• [SET EXERCISE]:
Within this material, how many lines have the string "Marie" in them? The answer is a number, with nothing added.

• [INPUT MATERIAL]:
** Start **

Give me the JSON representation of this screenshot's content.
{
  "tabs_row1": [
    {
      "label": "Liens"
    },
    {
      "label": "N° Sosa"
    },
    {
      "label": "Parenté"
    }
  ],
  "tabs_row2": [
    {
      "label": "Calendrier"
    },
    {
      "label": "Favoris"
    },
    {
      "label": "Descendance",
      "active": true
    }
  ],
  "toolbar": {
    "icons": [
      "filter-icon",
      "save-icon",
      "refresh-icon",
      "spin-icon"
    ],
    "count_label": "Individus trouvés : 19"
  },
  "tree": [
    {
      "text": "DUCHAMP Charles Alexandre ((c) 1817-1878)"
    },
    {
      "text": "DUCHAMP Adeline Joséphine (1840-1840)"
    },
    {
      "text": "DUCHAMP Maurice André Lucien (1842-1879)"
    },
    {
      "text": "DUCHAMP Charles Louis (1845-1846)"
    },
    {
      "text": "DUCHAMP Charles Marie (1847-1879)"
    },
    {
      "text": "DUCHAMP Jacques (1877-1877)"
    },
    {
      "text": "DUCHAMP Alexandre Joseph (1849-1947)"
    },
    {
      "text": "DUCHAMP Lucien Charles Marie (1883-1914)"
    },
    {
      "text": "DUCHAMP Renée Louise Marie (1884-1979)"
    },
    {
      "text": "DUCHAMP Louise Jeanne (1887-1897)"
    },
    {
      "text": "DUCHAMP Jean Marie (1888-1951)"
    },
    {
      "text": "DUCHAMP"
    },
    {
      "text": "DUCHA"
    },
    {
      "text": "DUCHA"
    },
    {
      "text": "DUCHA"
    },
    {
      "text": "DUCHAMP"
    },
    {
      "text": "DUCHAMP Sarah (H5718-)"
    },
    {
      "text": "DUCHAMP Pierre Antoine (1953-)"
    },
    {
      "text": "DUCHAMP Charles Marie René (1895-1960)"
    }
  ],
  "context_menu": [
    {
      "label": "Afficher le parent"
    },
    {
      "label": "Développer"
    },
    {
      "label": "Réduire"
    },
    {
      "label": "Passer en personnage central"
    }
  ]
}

** End **

• [EXERCISE RESULT]:
5